(Collection entries)

####

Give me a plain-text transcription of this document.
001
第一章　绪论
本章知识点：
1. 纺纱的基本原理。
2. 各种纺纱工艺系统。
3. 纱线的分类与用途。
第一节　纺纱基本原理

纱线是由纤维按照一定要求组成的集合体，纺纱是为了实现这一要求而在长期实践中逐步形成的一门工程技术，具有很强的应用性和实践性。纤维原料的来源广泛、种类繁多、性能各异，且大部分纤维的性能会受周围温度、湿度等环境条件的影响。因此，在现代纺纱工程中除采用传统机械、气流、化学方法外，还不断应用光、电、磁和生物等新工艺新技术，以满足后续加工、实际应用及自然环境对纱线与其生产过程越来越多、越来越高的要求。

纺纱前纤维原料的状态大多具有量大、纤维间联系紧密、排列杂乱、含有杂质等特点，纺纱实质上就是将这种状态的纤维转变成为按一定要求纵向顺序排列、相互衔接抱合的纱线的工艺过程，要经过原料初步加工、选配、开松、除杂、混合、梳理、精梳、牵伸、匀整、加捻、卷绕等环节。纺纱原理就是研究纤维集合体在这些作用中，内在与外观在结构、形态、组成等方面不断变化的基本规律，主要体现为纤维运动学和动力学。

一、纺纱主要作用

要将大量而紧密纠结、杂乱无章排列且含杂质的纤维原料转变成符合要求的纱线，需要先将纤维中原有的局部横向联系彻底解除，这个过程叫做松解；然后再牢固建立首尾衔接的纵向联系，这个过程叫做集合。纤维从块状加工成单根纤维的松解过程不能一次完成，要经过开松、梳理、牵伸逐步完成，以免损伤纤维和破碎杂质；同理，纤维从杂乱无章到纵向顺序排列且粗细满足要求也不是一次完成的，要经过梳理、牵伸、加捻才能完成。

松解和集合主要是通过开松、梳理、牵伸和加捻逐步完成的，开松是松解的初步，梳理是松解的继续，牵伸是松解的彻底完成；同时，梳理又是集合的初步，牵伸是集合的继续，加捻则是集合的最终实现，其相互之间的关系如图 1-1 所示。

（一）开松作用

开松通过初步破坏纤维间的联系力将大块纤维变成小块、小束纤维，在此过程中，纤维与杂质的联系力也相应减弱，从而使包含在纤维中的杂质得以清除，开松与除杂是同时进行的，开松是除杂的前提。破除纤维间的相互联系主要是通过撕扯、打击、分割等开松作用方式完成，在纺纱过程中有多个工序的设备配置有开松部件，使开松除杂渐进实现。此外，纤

####

§ THE PROBLEM
Print out every entry, keeping each one exact.

§ ANSWER FOR THE TASK
Give me a plain-text transcription of this document.
001
第一章　绪论
本章知识点：
1. 纺纱的基本原理。
2. 各种纺纱工艺系统。
3. 纱线的分类与用途。
第一节　纺纱基本原理

纱线是由纤维按照一定要求组成的集合体，纺纱是为了实现这一要求而在长期实践中逐步形成的一门工程技术，具有很强的应用性和实践性。纤维原料的来源广泛、种类繁多、性能各异，且大部分纤维的性能会受周围温度、湿度等环境条件的影响。因此，在现代纺纱工程中除采用传统机械、气流、化学方法外，还不断应用光、电、磁和生物等新工艺新技术，以满足后续加工、实际应用及自然环境对纱线与其生产过程越来越多、越来越高的要求。

纺纱前纤维原料的状态大多具有量大、纤维间联系紧密、排列杂乱、含有杂质等特点，纺纱实质上就是将这种状态的纤维转变成为按一定要求纵向顺序排列、相互衔接抱合的纱线的工艺过程，要经过原料初步加工、选配、开松、除杂、混合、梳理、精梳、牵伸、匀整、加捻、卷绕等环节。纺纱原理就是研究纤维集合体在这些作用中，内在与外观在结构、形态、组成等方面不断变化的基本规律，主要体现为纤维运动学和动力学。

一、纺纱主要作用

要将大量而紧密纠结、杂乱无章排列且含杂质的纤维原料转变成符合要求的纱线，需要先将纤维中原有的局部横向联系彻底解除，这个过程叫做松解；然后再牢固建立首尾衔接的纵向联系，这个过程叫做集合。纤维从块状加工成单根纤维的松解过程不能一次完成，要经过开松、梳理、牵伸逐步完成，以免损伤纤维和破碎杂质；同理，纤维从杂乱无章到纵向顺序排列且粗细满足要求也不是一次完成的，要经过梳理、牵伸、加捻才能完成。

松解和集合主要是通过开松、梳理、牵伸和加捻逐步完成的，开松是松解的初步，梳理是松解的继续，牵伸是松解的彻底完成；同时，梳理又是集合的初步，牵伸是集合的继续，加捻则是集合的最终实现，其相互之间的关系如图 1-1 所示。

（一）开松作用

开松通过初步破坏纤维间的联系力将大块纤维变成小块、小束纤维，在此过程中，纤维与杂质的联系力也相应减弱，从而使包含在纤维中的杂质得以清除，开松与除杂是同时进行的，开松是除杂的前提。破除纤维间的相互联系主要是通过撕扯、打击、分割等开松作用方式完成，在纺纱过程中有多个工序的设备配置有开松部件，使开松除杂渐进实现。此外，纤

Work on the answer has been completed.